> **RECORDS SHOWN**:
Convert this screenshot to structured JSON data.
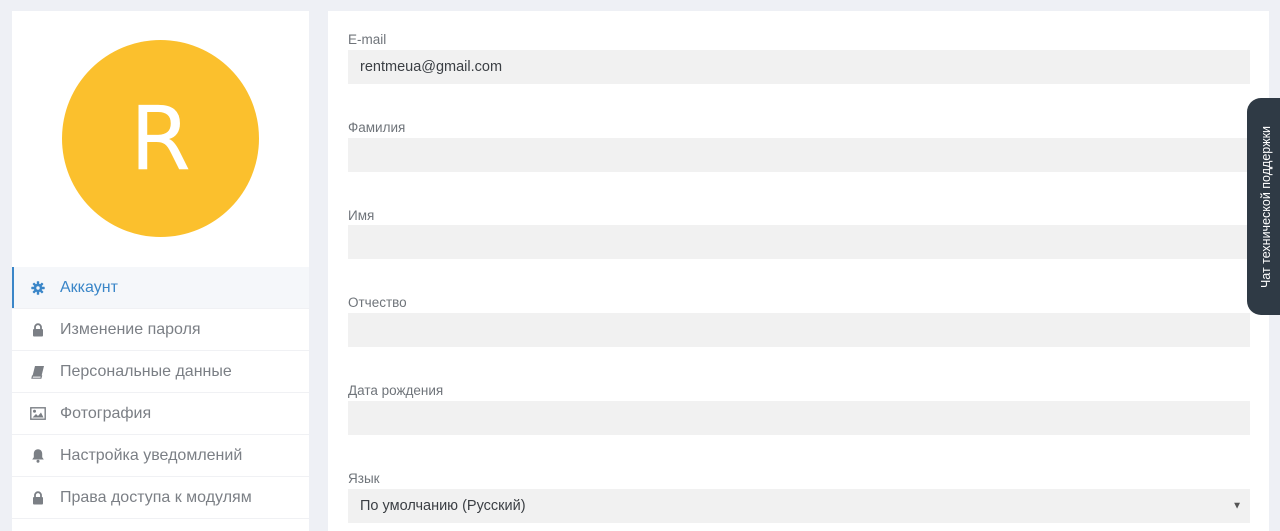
{
  "profile": {
    "avatar_letter": "R",
    "avatar_color": "#fbc02d"
  },
  "sidebar": {
    "items": [
      {
        "label": "Аккаунт",
        "icon": "gear-icon",
        "active": true
      },
      {
        "label": "Изменение пароля",
        "icon": "lock-icon",
        "active": false
      },
      {
        "label": "Персональные данные",
        "icon": "book-icon",
        "active": false
      },
      {
        "label": "Фотография",
        "icon": "picture-icon",
        "active": false
      },
      {
        "label": "Настройка уведомлений",
        "icon": "bell-icon",
        "active": false
      },
      {
        "label": "Права доступа к модулям",
        "icon": "lock-icon",
        "active": false
      }
    ]
  },
  "form": {
    "email": {
      "label": "E-mail",
      "value": "rentmeua@gmail.com"
    },
    "last_name": {
      "label": "Фамилия",
      "value": ""
    },
    "first_name": {
      "label": "Имя",
      "value": ""
    },
    "patronymic": {
      "label": "Отчество",
      "value": ""
    },
    "birth_date": {
      "label": "Дата рождения",
      "value": ""
    },
    "language": {
      "label": "Язык",
      "value": "По умолчанию (Русский)"
    }
  },
  "support": {
    "label": "Чат технической поддержки"
  },
  "colors": {
    "accent": "#3a86c8",
    "support_bg": "#2f3a45"
  }
}
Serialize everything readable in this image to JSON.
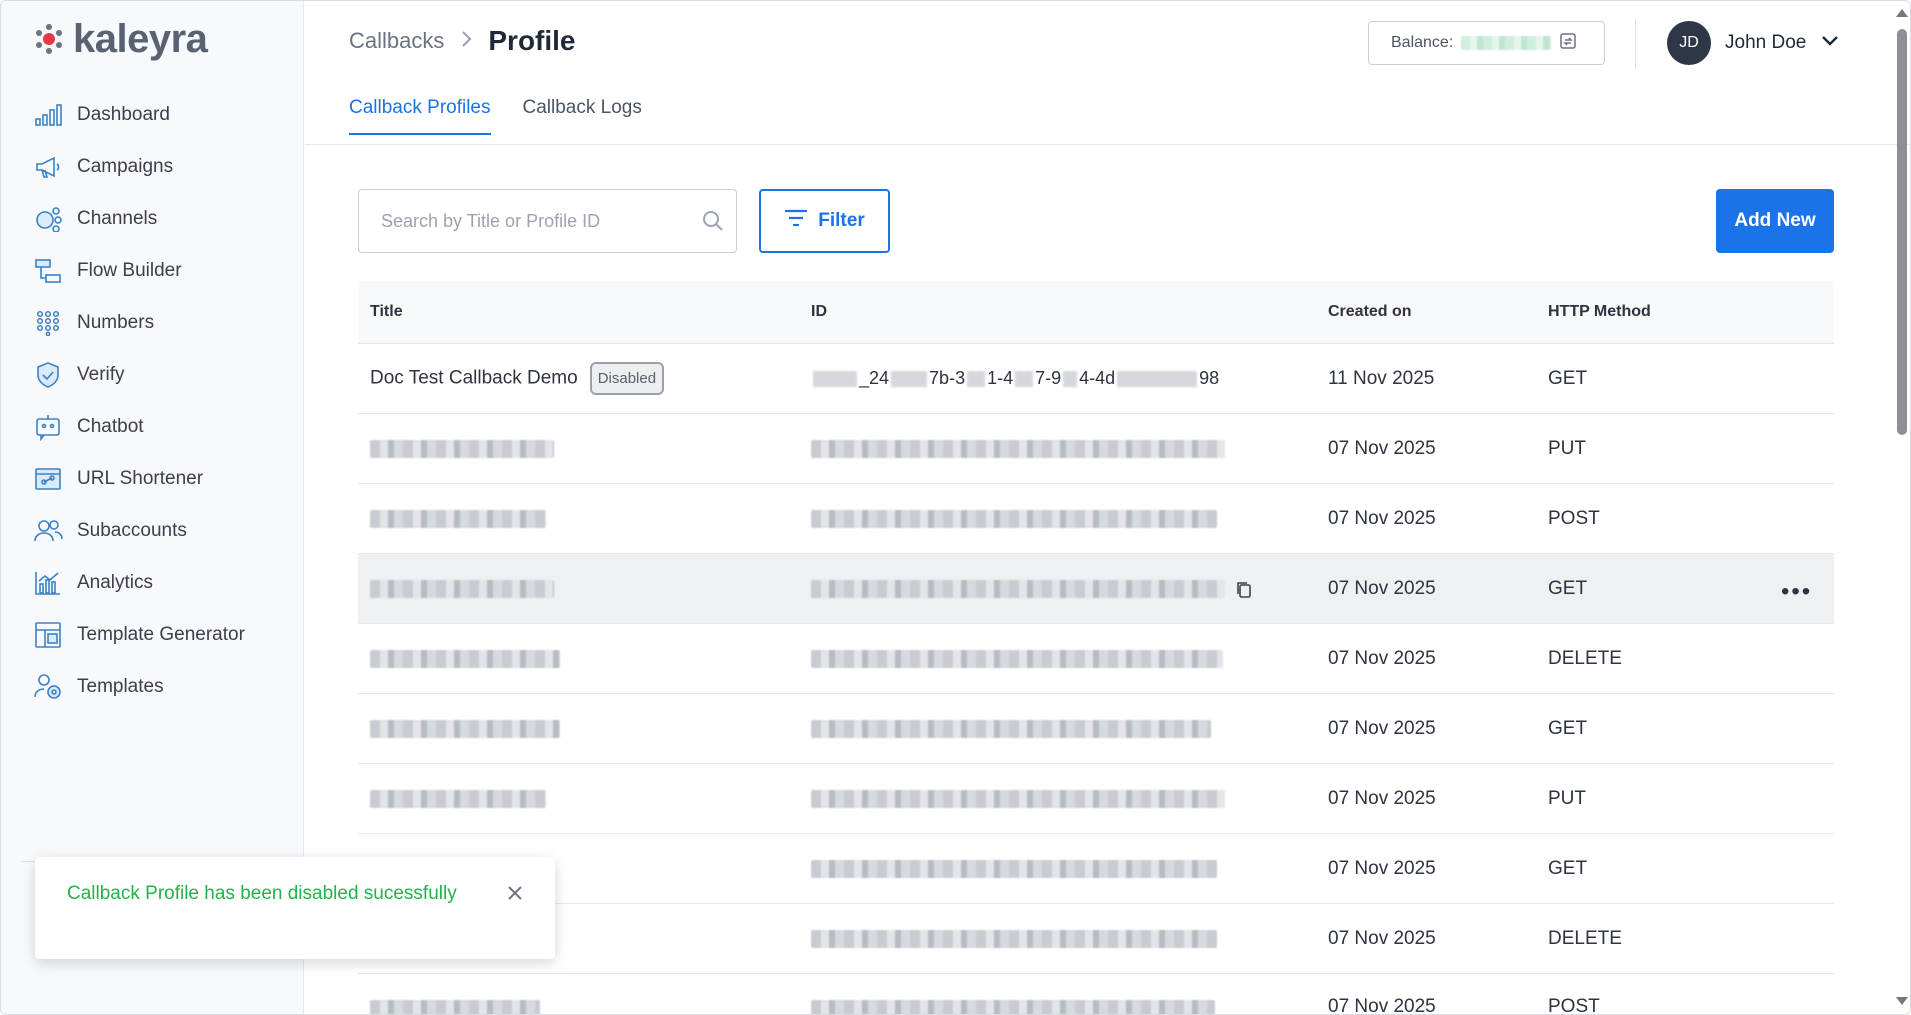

> **TASK PROMPT**: Repeat each record exactly as shown above, dropping all images.

> **EXPECTED OUTPUT**:
Convert this screenshot to structured JSON data.
{
  "profile": {
    "avatar_letter": "R",
    "avatar_color": "#fbc02d"
  },
  "sidebar": {
    "items": [
      {
        "label": "Аккаунт",
        "icon": "gear-icon",
        "active": true
      },
      {
        "label": "Изменение пароля",
        "icon": "lock-icon",
        "active": false
      },
      {
        "label": "Персональные данные",
        "icon": "book-icon",
        "active": false
      },
      {
        "label": "Фотография",
        "icon": "picture-icon",
        "active": false
      },
      {
        "label": "Настройка уведомлений",
        "icon": "bell-icon",
        "active": false
      },
      {
        "label": "Права доступа к модулям",
        "icon": "lock-icon",
        "active": false
      }
    ]
  },
  "form": {
    "email": {
      "label": "E-mail",
      "value": "rentmeua@gmail.com"
    },
    "last_name": {
      "label": "Фамилия",
      "value": ""
    },
    "first_name": {
      "label": "Имя",
      "value": ""
    },
    "patronymic": {
      "label": "Отчество",
      "value": ""
    },
    "birth_date": {
      "label": "Дата рождения",
      "value": ""
    },
    "language": {
      "label": "Язык",
      "value": "По умолчанию (Русский)"
    }
  },
  "support": {
    "label": "Чат технической поддержки"
  },
  "colors": {
    "accent": "#3a86c8",
    "support_bg": "#2f3a45"
  }
}
Serialize everything readable in this image to JSON.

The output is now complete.